**Instructions to follow**
Give the entries again, word for word.

**Data supplied**
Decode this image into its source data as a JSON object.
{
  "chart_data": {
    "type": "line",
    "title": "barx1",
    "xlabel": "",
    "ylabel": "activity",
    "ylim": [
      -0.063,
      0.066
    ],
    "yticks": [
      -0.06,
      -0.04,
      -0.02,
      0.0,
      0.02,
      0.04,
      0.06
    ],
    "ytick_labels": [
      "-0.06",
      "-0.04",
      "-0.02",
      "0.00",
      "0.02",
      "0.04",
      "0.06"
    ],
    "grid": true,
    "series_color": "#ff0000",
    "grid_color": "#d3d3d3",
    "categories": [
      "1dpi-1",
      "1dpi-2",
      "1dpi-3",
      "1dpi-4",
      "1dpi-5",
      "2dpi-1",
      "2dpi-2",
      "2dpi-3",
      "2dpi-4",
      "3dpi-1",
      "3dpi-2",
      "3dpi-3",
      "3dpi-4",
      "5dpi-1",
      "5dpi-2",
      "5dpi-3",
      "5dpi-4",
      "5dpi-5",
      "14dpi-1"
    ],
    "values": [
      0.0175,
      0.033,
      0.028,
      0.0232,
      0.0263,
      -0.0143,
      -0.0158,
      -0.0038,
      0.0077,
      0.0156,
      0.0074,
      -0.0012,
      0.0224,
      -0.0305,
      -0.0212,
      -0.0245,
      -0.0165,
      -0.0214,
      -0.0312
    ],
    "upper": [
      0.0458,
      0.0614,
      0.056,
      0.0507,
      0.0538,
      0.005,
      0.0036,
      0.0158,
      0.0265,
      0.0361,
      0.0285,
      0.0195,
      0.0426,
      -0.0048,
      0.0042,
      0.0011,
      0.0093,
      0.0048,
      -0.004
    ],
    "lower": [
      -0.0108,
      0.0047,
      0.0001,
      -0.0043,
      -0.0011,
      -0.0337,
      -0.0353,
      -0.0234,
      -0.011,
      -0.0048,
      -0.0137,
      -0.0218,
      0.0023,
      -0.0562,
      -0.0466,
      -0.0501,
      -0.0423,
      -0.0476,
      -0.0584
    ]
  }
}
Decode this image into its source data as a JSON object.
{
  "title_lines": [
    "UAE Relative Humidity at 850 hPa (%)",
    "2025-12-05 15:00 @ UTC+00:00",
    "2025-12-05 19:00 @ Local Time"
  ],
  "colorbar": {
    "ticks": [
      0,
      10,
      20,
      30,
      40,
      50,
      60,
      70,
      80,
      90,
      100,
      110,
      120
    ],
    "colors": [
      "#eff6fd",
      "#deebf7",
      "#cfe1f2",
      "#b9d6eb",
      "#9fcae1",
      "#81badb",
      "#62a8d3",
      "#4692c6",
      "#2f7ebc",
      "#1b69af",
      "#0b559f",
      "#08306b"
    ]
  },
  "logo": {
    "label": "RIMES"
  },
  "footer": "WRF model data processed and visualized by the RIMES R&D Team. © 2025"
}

**Completed exercise**
Decode this image into its source data as a JSON object.
{
  "chart_data": {
    "type": "line",
    "title": "barx1",
    "xlabel": "",
    "ylabel": "activity",
    "ylim": [
      -0.063,
      0.066
    ],
    "yticks": [
      -0.06,
      -0.04,
      -0.02,
      0.0,
      0.02,
      0.04,
      0.06
    ],
    "ytick_labels": [
      "-0.06",
      "-0.04",
      "-0.02",
      "0.00",
      "0.02",
      "0.04",
      "0.06"
    ],
    "grid": true,
    "series_color": "#ff0000",
    "grid_color": "#d3d3d3",
    "categories": [
      "1dpi-1",
      "1dpi-2",
      "1dpi-3",
      "1dpi-4",
      "1dpi-5",
      "2dpi-1",
      "2dpi-2",
      "2dpi-3",
      "2dpi-4",
      "3dpi-1",
      "3dpi-2",
      "3dpi-3",
      "3dpi-4",
      "5dpi-1",
      "5dpi-2",
      "5dpi-3",
      "5dpi-4",
      "5dpi-5",
      "14dpi-1"
    ],
    "values": [
      0.0175,
      0.033,
      0.028,
      0.0232,
      0.0263,
      -0.0143,
      -0.0158,
      -0.0038,
      0.0077,
      0.0156,
      0.0074,
      -0.0012,
      0.0224,
      -0.0305,
      -0.0212,
      -0.0245,
      -0.0165,
      -0.0214,
      -0.0312
    ],
    "upper": [
      0.0458,
      0.0614,
      0.056,
      0.0507,
      0.0538,
      0.005,
      0.0036,
      0.0158,
      0.0265,
      0.0361,
      0.0285,
      0.0195,
      0.0426,
      -0.0048,
      0.0042,
      0.0011,
      0.0093,
      0.0048,
      -0.004
    ],
    "lower": [
      -0.0108,
      0.0047,
      0.0001,
      -0.0043,
      -0.0011,
      -0.0337,
      -0.0353,
      -0.0234,
      -0.011,
      -0.0048,
      -0.0137,
      -0.0218,
      0.0023,
      -0.0562,
      -0.0466,
      -0.0501,
      -0.0423,
      -0.0476,
      -0.0584
    ]
  }
}
Decode this image into its source data as a JSON object.
{
  "title_lines": [
    "UAE Relative Humidity at 850 hPa (%)",
    "2025-12-05 15:00 @ UTC+00:00",
    "2025-12-05 19:00 @ Local Time"
  ],
  "colorbar": {
    "ticks": [
      0,
      10,
      20,
      30,
      40,
      50,
      60,
      70,
      80,
      90,
      100,
      110,
      120
    ],
    "colors": [
      "#eff6fd",
      "#deebf7",
      "#cfe1f2",
      "#b9d6eb",
      "#9fcae1",
      "#81badb",
      "#62a8d3",
      "#4692c6",
      "#2f7ebc",
      "#1b69af",
      "#0b559f",
      "#08306b"
    ]
  },
  "logo": {
    "label": "RIMES"
  },
  "footer": "WRF model data processed and visualized by the RIMES R&D Team. © 2025"
}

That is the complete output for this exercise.